_Exercise aim:_
Transcribe all of the records word for word, but omit the pictures.

---+---

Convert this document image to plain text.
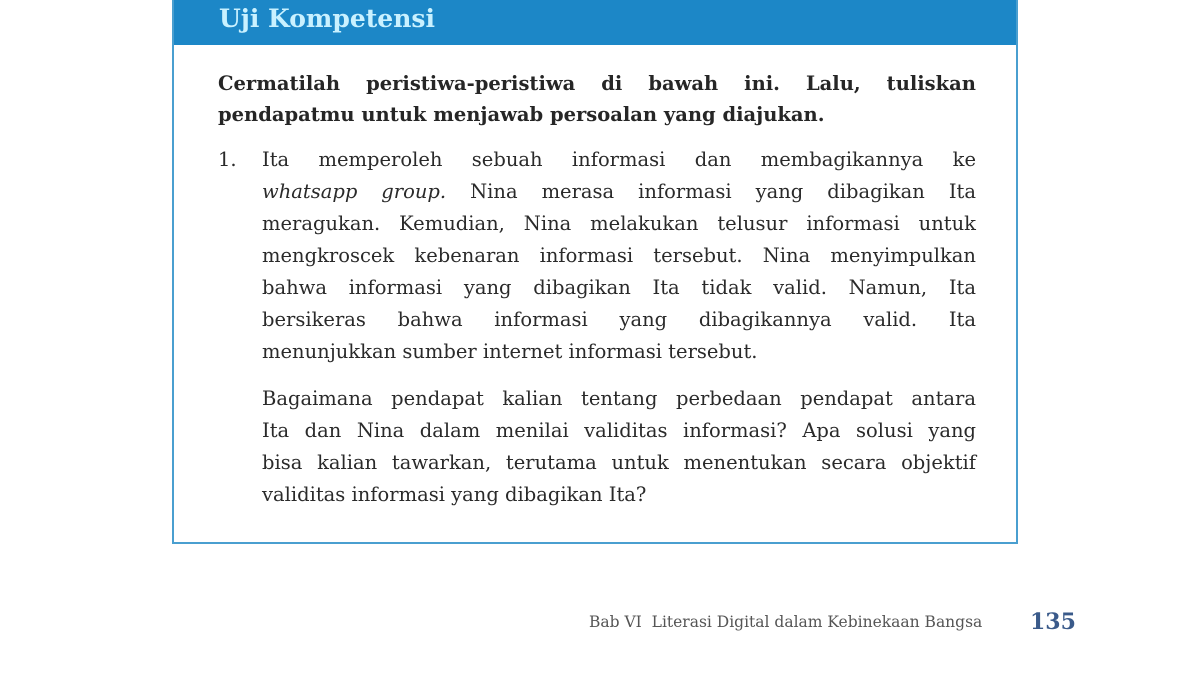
Uji Kompetensi
Cermatilah peristiwa-peristiwa di bawah ini. Lalu, tuliskan
pendapatmu untuk menjawab persoalan yang diajukan.
1. Ita memperoleh sebuah informasi dan membagikannya ke
whatsapp group. Nina merasa informasi yang dibagikan Ita
meragukan. Kemudian, Nina melakukan telusur informasi untuk
mengkroscek kebenaran informasi tersebut. Nina menyimpulkan
bahwa informasi yang dibagikan Ita tidak valid. Namun, Ita
bersikeras bahwa informasi yang dibagikannya valid. Ita
menunjukkan sumber internet informasi tersebut.
Bagaimana pendapat kalian tentang perbedaan pendapat antara
Ita dan Nina dalam menilai validitas informasi? Apa solusi yang
bisa kalian tawarkan, terutama untuk menentukan secara objektif
validitas informasi yang dibagikan Ita?
Bab VI  Literasi Digital dalam Kebinekaan Bangsa 135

---+---

_Task output:_
Convert this document image to plain text.
Uji Kompetensi
Cermatilah peristiwa-peristiwa di bawah ini. Lalu, tuliskan
pendapatmu untuk menjawab persoalan yang diajukan.
1. Ita memperoleh sebuah informasi dan membagikannya ke
whatsapp group. Nina merasa informasi yang dibagikan Ita
meragukan. Kemudian, Nina melakukan telusur informasi untuk
mengkroscek kebenaran informasi tersebut. Nina menyimpulkan
bahwa informasi yang dibagikan Ita tidak valid. Namun, Ita
bersikeras bahwa informasi yang dibagikannya valid. Ita
menunjukkan sumber internet informasi tersebut.
Bagaimana pendapat kalian tentang perbedaan pendapat antara
Ita dan Nina dalam menilai validitas informasi? Apa solusi yang
bisa kalian tawarkan, terutama untuk menentukan secara objektif
validitas informasi yang dibagikan Ita?
Bab VI  Literasi Digital dalam Kebinekaan Bangsa 135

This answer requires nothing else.